_Task description_
Look over the lines below. Report each one that includes the string "panel".
************
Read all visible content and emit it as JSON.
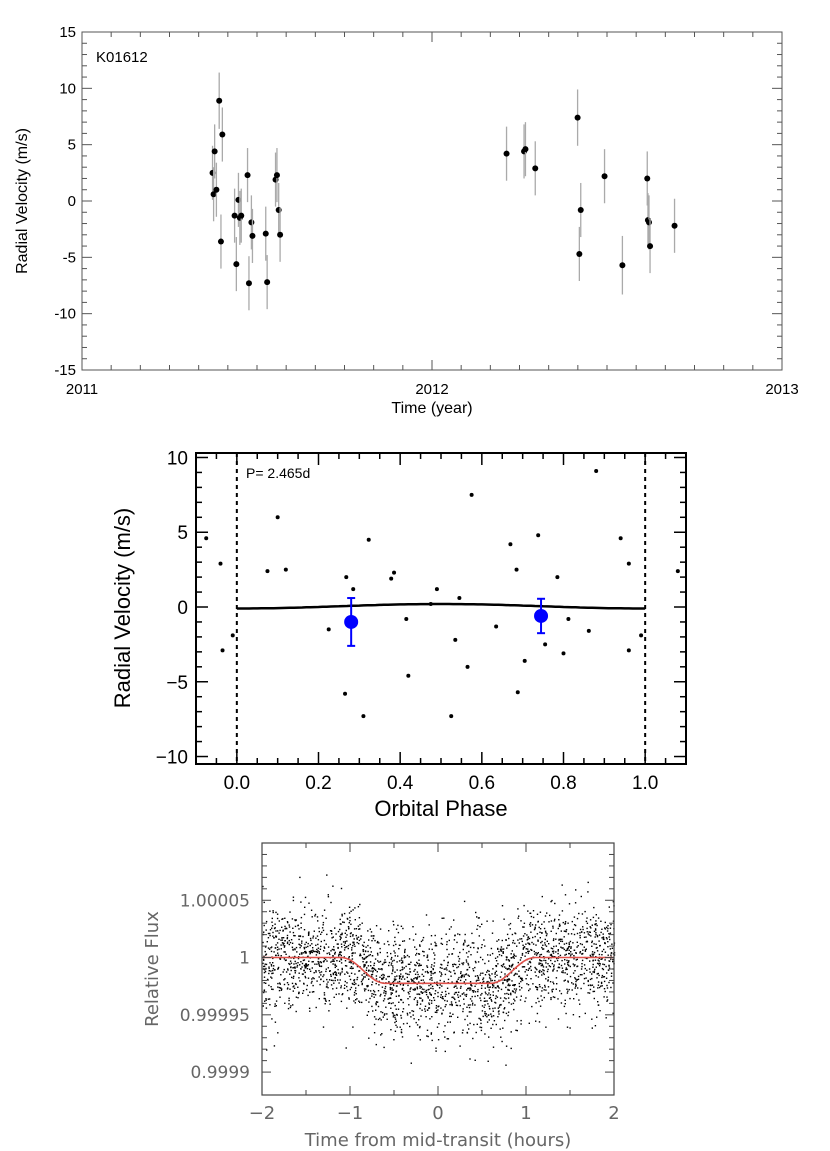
{
  "chart_data": [
    {
      "type": "scatter",
      "panel": "rv-time",
      "annotation": "K01612",
      "xlabel": "Time (year)",
      "ylabel": "Radial Velocity (m/s)",
      "xlim": [
        2011,
        2013
      ],
      "ylim": [
        -15,
        15
      ],
      "x_ticks": [
        {
          "v": 2011,
          "label": "2011"
        },
        {
          "v": 2012,
          "label": "2012"
        },
        {
          "v": 2013,
          "label": "2013"
        }
      ],
      "y_ticks": [
        {
          "v": -15,
          "label": "-15"
        },
        {
          "v": -10,
          "label": "-10"
        },
        {
          "v": -5,
          "label": "-5"
        },
        {
          "v": 0,
          "label": "0"
        },
        {
          "v": 5,
          "label": "5"
        },
        {
          "v": 10,
          "label": "10"
        },
        {
          "v": 15,
          "label": "15"
        }
      ],
      "points": [
        {
          "x": 2011.373,
          "y": 2.5,
          "err": 2.4
        },
        {
          "x": 2011.376,
          "y": 0.6,
          "err": 2.4
        },
        {
          "x": 2011.379,
          "y": 4.4,
          "err": 2.4
        },
        {
          "x": 2011.384,
          "y": 1.0,
          "err": 2.4
        },
        {
          "x": 2011.392,
          "y": 8.9,
          "err": 2.5
        },
        {
          "x": 2011.397,
          "y": -3.6,
          "err": 2.4
        },
        {
          "x": 2011.401,
          "y": 5.9,
          "err": 2.4
        },
        {
          "x": 2011.436,
          "y": -1.3,
          "err": 2.4
        },
        {
          "x": 2011.441,
          "y": -5.6,
          "err": 2.4
        },
        {
          "x": 2011.447,
          "y": 0.1,
          "err": 2.4
        },
        {
          "x": 2011.451,
          "y": -1.5,
          "err": 2.4
        },
        {
          "x": 2011.455,
          "y": -1.3,
          "err": 2.4
        },
        {
          "x": 2011.473,
          "y": 2.3,
          "err": 2.4
        },
        {
          "x": 2011.477,
          "y": -7.3,
          "err": 2.4
        },
        {
          "x": 2011.484,
          "y": -1.9,
          "err": 2.4
        },
        {
          "x": 2011.487,
          "y": -3.1,
          "err": 2.4
        },
        {
          "x": 2011.525,
          "y": -2.9,
          "err": 2.4
        },
        {
          "x": 2011.529,
          "y": -7.2,
          "err": 2.4
        },
        {
          "x": 2011.553,
          "y": 1.9,
          "err": 2.4
        },
        {
          "x": 2011.557,
          "y": 2.3,
          "err": 2.4
        },
        {
          "x": 2011.562,
          "y": -0.8,
          "err": 2.4
        },
        {
          "x": 2011.566,
          "y": -3.0,
          "err": 2.4
        },
        {
          "x": 2012.213,
          "y": 4.2,
          "err": 2.4
        },
        {
          "x": 2012.263,
          "y": 4.4,
          "err": 2.4
        },
        {
          "x": 2012.267,
          "y": 4.6,
          "err": 2.4
        },
        {
          "x": 2012.295,
          "y": 2.9,
          "err": 2.4
        },
        {
          "x": 2012.416,
          "y": 7.4,
          "err": 2.5
        },
        {
          "x": 2012.421,
          "y": -4.7,
          "err": 2.4
        },
        {
          "x": 2012.425,
          "y": -0.8,
          "err": 2.4
        },
        {
          "x": 2012.493,
          "y": 2.2,
          "err": 2.4
        },
        {
          "x": 2012.544,
          "y": -5.7,
          "err": 2.6
        },
        {
          "x": 2012.615,
          "y": 2.0,
          "err": 2.4
        },
        {
          "x": 2012.617,
          "y": -1.7,
          "err": 2.4
        },
        {
          "x": 2012.62,
          "y": -1.9,
          "err": 2.4
        },
        {
          "x": 2012.623,
          "y": -4.0,
          "err": 2.4
        },
        {
          "x": 2012.693,
          "y": -2.2,
          "err": 2.4
        }
      ]
    },
    {
      "type": "scatter",
      "panel": "rv-phase",
      "annotation": "P= 2.465d",
      "xlabel": "Orbital Phase",
      "ylabel": "Radial Velocity (m/s)",
      "xlim": [
        -0.1,
        1.1
      ],
      "ylim": [
        -10.5,
        10.3
      ],
      "x_ticks": [
        {
          "v": 0.0,
          "label": "0.0"
        },
        {
          "v": 0.2,
          "label": "0.2"
        },
        {
          "v": 0.4,
          "label": "0.4"
        },
        {
          "v": 0.6,
          "label": "0.6"
        },
        {
          "v": 0.8,
          "label": "0.8"
        },
        {
          "v": 1.0,
          "label": "1.0"
        }
      ],
      "y_ticks": [
        {
          "v": -10,
          "label": "−10"
        },
        {
          "v": -5,
          "label": "−5"
        },
        {
          "v": 0,
          "label": "0"
        },
        {
          "v": 5,
          "label": "5"
        },
        {
          "v": 10,
          "label": "10"
        }
      ],
      "phase_markers": [
        0.0,
        1.0
      ],
      "model_amplitude": 0.15,
      "points": [
        {
          "x": -0.075,
          "y": 4.6
        },
        {
          "x": -0.04,
          "y": 2.9
        },
        {
          "x": -0.035,
          "y": -2.9
        },
        {
          "x": -0.01,
          "y": -1.9
        },
        {
          "x": 0.075,
          "y": 2.4
        },
        {
          "x": 0.1,
          "y": 6.0
        },
        {
          "x": 0.12,
          "y": 2.5
        },
        {
          "x": 0.225,
          "y": -1.5
        },
        {
          "x": 0.265,
          "y": -5.8
        },
        {
          "x": 0.268,
          "y": 2.0
        },
        {
          "x": 0.285,
          "y": 1.2
        },
        {
          "x": 0.31,
          "y": -7.3
        },
        {
          "x": 0.323,
          "y": 4.5
        },
        {
          "x": 0.378,
          "y": 1.9
        },
        {
          "x": 0.385,
          "y": 2.3
        },
        {
          "x": 0.415,
          "y": -0.8
        },
        {
          "x": 0.42,
          "y": -4.6
        },
        {
          "x": 0.475,
          "y": 0.2
        },
        {
          "x": 0.49,
          "y": 1.2
        },
        {
          "x": 0.525,
          "y": -7.3
        },
        {
          "x": 0.535,
          "y": -2.2
        },
        {
          "x": 0.545,
          "y": 0.6
        },
        {
          "x": 0.565,
          "y": -4.0
        },
        {
          "x": 0.575,
          "y": 7.5
        },
        {
          "x": 0.635,
          "y": -1.3
        },
        {
          "x": 0.67,
          "y": 4.2
        },
        {
          "x": 0.685,
          "y": 2.5
        },
        {
          "x": 0.688,
          "y": -5.7
        },
        {
          "x": 0.705,
          "y": -3.6
        },
        {
          "x": 0.738,
          "y": 4.8
        },
        {
          "x": 0.755,
          "y": -2.5
        },
        {
          "x": 0.785,
          "y": 2.0
        },
        {
          "x": 0.8,
          "y": -3.1
        },
        {
          "x": 0.812,
          "y": -0.8
        },
        {
          "x": 0.862,
          "y": -1.6
        },
        {
          "x": 0.88,
          "y": 9.1
        },
        {
          "x": 0.94,
          "y": 4.6
        },
        {
          "x": 0.96,
          "y": 2.9
        },
        {
          "x": 0.96,
          "y": -2.9
        },
        {
          "x": 0.99,
          "y": -1.9
        },
        {
          "x": 1.08,
          "y": 2.4
        }
      ],
      "binned_points": [
        {
          "x": 0.28,
          "y": -1.0,
          "err": 1.6
        },
        {
          "x": 0.745,
          "y": -0.6,
          "err": 1.15
        }
      ],
      "colors": {
        "binned": "#0000ff",
        "model": "#000000"
      }
    },
    {
      "type": "scatter",
      "panel": "transit",
      "xlabel": "Time from mid-transit (hours)",
      "ylabel": "Relative Flux",
      "xlim": [
        -2,
        2
      ],
      "ylim": [
        0.99988,
        1.0001
      ],
      "x_ticks": [
        {
          "v": -2,
          "label": "−2"
        },
        {
          "v": -1,
          "label": "−1"
        },
        {
          "v": 0,
          "label": "0"
        },
        {
          "v": 1,
          "label": "1"
        },
        {
          "v": 2,
          "label": "2"
        }
      ],
      "y_ticks": [
        {
          "v": 1.00005,
          "label": "1.00005"
        },
        {
          "v": 1.0,
          "label": "1"
        },
        {
          "v": 0.99995,
          "label": "0.99995"
        },
        {
          "v": 0.9999,
          "label": "0.9999"
        }
      ],
      "model": {
        "depth": 2.25e-05,
        "half_duration": 0.85,
        "ingress": 0.5
      },
      "noise_sigma": 2.3e-05,
      "colors": {
        "model": "#e0504a",
        "points": "#000000"
      }
    }
  ]
}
************
_Final result_
      "panel": "rv-time",
      "panel": "rv-phase",
      "panel": "transit",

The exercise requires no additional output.